* _TASK TO COMPLETE_
Find the lines that hold the word "иные" and return them.

* _Data records_

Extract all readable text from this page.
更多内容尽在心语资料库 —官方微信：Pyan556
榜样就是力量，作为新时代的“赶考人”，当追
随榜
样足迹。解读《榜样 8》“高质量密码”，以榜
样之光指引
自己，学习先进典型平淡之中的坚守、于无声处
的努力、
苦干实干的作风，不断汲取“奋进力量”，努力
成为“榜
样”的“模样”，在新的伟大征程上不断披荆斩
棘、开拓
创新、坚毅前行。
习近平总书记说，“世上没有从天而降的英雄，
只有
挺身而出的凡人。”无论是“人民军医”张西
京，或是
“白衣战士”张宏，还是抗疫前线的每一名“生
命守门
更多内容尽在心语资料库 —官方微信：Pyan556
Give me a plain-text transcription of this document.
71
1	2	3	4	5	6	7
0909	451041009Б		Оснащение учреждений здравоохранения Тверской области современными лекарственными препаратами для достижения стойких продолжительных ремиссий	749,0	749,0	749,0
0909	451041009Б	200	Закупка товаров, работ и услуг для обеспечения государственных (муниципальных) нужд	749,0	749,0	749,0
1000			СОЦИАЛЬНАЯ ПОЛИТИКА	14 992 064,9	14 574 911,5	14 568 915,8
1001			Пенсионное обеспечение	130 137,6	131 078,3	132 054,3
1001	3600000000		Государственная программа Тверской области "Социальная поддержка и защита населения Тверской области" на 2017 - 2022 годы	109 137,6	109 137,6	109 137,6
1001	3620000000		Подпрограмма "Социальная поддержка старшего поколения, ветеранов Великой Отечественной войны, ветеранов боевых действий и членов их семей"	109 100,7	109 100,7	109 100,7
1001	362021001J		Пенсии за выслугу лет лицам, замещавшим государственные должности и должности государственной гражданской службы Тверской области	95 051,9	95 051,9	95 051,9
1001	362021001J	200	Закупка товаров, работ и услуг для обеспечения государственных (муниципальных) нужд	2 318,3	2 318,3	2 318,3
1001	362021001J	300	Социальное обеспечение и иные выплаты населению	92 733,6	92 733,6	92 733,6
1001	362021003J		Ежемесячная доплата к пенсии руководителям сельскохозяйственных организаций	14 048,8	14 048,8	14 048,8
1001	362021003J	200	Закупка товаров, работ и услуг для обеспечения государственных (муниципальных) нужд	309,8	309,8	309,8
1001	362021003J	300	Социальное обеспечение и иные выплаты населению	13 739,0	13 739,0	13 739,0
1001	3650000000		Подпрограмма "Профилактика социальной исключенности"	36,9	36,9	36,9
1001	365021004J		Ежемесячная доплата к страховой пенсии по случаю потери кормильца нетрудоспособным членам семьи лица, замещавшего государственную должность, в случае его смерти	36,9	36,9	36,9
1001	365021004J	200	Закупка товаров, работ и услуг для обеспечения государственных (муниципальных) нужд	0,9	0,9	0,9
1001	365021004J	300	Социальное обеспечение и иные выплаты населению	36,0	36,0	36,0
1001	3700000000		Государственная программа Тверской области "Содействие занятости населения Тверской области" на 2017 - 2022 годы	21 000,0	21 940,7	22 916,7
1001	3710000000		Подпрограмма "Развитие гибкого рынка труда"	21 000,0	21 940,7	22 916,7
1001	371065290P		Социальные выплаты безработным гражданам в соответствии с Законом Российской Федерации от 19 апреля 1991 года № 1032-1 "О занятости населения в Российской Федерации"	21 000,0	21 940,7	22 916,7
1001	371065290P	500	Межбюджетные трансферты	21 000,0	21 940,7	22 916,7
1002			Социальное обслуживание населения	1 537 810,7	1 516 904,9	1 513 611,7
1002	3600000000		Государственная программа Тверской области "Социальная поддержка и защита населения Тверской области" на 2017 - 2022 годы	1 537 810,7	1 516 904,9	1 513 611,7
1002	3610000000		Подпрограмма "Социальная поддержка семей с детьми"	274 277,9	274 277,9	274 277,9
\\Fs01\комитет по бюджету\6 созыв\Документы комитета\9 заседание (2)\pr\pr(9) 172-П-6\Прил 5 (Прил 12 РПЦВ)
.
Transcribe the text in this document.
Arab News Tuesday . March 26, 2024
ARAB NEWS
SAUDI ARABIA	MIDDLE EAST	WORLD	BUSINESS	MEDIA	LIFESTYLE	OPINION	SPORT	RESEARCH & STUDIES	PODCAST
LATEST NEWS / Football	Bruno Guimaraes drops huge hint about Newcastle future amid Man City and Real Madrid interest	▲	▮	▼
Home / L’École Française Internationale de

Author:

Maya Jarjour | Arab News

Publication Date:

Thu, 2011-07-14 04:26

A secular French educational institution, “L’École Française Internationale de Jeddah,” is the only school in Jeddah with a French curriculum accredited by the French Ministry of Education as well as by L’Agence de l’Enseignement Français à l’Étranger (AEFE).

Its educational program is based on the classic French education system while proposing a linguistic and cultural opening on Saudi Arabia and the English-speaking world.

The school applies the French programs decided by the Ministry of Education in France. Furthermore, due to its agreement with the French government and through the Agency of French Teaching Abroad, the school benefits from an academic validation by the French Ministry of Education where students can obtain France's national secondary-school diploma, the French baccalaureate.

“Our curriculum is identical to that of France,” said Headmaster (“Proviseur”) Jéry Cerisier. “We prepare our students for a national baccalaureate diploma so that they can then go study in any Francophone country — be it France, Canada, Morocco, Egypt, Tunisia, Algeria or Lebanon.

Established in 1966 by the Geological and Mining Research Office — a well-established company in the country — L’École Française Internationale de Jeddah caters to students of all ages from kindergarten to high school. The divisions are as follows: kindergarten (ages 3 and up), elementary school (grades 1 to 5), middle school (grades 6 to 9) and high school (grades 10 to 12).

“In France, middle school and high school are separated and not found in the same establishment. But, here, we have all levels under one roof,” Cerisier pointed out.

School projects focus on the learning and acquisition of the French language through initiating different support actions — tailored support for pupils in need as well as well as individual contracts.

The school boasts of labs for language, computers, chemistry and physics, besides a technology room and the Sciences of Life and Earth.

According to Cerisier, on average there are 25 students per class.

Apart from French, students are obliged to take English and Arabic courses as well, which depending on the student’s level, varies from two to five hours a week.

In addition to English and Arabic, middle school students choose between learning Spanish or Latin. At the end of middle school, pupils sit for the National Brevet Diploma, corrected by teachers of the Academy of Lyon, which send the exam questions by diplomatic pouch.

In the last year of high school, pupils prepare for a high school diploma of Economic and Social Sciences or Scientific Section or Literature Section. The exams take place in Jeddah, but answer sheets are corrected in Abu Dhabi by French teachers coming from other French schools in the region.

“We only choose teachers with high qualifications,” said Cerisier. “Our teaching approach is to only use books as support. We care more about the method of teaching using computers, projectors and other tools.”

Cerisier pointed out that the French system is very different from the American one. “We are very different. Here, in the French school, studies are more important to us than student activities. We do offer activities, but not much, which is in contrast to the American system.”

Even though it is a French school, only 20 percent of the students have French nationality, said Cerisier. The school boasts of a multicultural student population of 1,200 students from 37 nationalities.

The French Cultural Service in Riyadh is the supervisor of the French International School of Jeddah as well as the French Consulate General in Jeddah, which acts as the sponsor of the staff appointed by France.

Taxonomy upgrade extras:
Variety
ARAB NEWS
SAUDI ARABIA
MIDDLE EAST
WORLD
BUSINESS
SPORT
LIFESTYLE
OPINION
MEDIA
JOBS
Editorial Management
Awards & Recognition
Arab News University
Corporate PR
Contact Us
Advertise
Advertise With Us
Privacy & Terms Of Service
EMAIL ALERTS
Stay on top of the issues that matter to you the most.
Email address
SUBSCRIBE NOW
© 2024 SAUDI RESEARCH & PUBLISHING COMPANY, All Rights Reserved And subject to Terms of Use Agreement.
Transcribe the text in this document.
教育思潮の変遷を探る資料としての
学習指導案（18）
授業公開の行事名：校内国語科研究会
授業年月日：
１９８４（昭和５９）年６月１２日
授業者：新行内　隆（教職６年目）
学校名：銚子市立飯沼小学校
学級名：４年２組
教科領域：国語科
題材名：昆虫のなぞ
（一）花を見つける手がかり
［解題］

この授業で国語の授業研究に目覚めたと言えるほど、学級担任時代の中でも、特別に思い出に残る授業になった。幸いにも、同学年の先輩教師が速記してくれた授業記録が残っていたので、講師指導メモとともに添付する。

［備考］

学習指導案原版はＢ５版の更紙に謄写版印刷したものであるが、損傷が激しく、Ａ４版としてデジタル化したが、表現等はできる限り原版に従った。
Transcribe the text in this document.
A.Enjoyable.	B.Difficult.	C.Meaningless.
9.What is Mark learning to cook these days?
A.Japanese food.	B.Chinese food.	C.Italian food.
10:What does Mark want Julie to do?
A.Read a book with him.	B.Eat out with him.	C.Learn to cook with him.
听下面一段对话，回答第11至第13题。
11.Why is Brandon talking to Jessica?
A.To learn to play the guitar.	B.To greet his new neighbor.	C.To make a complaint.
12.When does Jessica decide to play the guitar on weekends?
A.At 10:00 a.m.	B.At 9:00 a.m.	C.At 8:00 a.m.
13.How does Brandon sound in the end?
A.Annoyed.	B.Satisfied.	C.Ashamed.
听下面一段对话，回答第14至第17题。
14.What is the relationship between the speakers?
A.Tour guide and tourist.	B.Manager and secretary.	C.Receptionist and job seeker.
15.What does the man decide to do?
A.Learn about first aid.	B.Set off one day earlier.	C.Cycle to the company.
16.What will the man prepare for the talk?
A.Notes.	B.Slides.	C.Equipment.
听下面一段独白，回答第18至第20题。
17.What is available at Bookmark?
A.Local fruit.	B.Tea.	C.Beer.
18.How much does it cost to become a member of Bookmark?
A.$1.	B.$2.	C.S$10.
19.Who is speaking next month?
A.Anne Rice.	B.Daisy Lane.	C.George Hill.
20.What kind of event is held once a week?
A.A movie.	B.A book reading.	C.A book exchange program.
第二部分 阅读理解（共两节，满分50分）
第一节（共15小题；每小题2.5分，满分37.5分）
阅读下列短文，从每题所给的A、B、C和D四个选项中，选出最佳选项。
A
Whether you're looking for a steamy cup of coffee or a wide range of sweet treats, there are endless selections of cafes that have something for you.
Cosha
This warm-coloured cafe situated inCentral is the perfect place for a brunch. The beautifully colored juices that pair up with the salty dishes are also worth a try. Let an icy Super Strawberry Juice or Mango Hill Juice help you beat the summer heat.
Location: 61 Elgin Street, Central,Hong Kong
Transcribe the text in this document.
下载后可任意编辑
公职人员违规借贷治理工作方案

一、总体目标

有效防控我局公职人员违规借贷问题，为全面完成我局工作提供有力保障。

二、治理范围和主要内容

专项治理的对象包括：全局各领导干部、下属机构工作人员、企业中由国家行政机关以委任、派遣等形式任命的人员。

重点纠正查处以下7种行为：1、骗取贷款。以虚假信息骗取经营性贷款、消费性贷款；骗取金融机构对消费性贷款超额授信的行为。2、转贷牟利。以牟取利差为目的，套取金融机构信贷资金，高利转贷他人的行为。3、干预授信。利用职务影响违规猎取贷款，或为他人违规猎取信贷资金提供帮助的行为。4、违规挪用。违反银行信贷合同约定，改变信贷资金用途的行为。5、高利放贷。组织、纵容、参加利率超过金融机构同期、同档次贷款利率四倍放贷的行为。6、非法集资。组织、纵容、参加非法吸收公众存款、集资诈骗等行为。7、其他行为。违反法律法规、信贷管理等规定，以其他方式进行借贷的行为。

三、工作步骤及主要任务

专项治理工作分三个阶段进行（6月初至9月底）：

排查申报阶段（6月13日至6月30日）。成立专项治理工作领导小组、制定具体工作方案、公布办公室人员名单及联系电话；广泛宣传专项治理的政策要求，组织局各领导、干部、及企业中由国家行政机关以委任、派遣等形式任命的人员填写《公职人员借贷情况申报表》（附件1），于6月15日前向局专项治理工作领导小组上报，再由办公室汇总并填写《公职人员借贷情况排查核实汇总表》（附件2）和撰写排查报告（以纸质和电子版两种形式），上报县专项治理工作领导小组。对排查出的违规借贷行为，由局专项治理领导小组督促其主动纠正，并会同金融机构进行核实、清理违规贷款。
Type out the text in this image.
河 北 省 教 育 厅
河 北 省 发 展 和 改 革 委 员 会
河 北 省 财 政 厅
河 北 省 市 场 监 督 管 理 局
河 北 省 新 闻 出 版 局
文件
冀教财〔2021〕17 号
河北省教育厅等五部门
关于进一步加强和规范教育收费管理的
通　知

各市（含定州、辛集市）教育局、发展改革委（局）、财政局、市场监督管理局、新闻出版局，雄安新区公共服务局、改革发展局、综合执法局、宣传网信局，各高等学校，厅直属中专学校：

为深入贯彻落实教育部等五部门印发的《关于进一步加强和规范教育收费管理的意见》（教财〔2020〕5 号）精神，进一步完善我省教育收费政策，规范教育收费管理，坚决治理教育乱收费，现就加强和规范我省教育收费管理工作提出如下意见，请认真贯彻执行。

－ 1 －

* _ANSWER BELOW_
1001	362021001J	300	Социальное обеспечение и иные выплаты населению	92 733,6	92 733,6	92 733,6
1001	362021003J	300	Социальное обеспечение и иные выплаты населению	13 739,0	13 739,0	13 739,0
1001	365021004J	300	Социальное обеспечение и иные выплаты населению	36,0	36,0	36,0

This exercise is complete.